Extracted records

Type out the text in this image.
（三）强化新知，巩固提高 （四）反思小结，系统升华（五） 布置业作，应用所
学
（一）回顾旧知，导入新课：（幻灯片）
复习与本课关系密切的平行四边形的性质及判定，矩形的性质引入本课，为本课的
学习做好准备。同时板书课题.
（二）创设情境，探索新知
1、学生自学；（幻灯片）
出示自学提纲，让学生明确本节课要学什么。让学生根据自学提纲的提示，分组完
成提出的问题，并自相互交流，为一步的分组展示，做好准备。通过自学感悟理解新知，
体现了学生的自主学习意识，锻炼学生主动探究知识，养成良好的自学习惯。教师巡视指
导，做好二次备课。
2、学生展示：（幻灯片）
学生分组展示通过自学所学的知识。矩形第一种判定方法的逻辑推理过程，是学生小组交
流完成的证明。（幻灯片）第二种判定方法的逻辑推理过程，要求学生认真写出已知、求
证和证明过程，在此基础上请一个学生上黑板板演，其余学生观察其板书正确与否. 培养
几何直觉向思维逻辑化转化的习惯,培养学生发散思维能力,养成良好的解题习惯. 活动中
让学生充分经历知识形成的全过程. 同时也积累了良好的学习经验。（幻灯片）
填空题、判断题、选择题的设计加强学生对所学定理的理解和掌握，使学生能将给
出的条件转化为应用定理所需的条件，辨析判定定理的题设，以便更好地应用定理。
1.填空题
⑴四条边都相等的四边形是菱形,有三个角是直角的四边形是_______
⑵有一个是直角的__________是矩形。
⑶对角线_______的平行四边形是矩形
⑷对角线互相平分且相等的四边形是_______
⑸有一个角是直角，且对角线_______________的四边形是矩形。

**Aim of the exercise:** Output the data above exactly, please, line for line.

**Solution to this exercise:**
Type out the text in this image.
（三）强化新知，巩固提高 （四）反思小结，系统升华（五） 布置业作，应用所
学
（一）回顾旧知，导入新课：（幻灯片）
复习与本课关系密切的平行四边形的性质及判定，矩形的性质引入本课，为本课的
学习做好准备。同时板书课题.
（二）创设情境，探索新知
1、学生自学；（幻灯片）
出示自学提纲，让学生明确本节课要学什么。让学生根据自学提纲的提示，分组完
成提出的问题，并自相互交流，为一步的分组展示，做好准备。通过自学感悟理解新知，
体现了学生的自主学习意识，锻炼学生主动探究知识，养成良好的自学习惯。教师巡视指
导，做好二次备课。
2、学生展示：（幻灯片）
学生分组展示通过自学所学的知识。矩形第一种判定方法的逻辑推理过程，是学生小组交
流完成的证明。（幻灯片）第二种判定方法的逻辑推理过程，要求学生认真写出已知、求
证和证明过程，在此基础上请一个学生上黑板板演，其余学生观察其板书正确与否. 培养
几何直觉向思维逻辑化转化的习惯,培养学生发散思维能力,养成良好的解题习惯. 活动中
让学生充分经历知识形成的全过程. 同时也积累了良好的学习经验。（幻灯片）
填空题、判断题、选择题的设计加强学生对所学定理的理解和掌握，使学生能将给
出的条件转化为应用定理所需的条件，辨析判定定理的题设，以便更好地应用定理。
1.填空题
⑴四条边都相等的四边形是菱形,有三个角是直角的四边形是_______
⑵有一个是直角的__________是矩形。
⑶对角线_______的平行四边形是矩形
⑷对角线互相平分且相等的四边形是_______
⑸有一个角是直角，且对角线_______________的四边形是矩形。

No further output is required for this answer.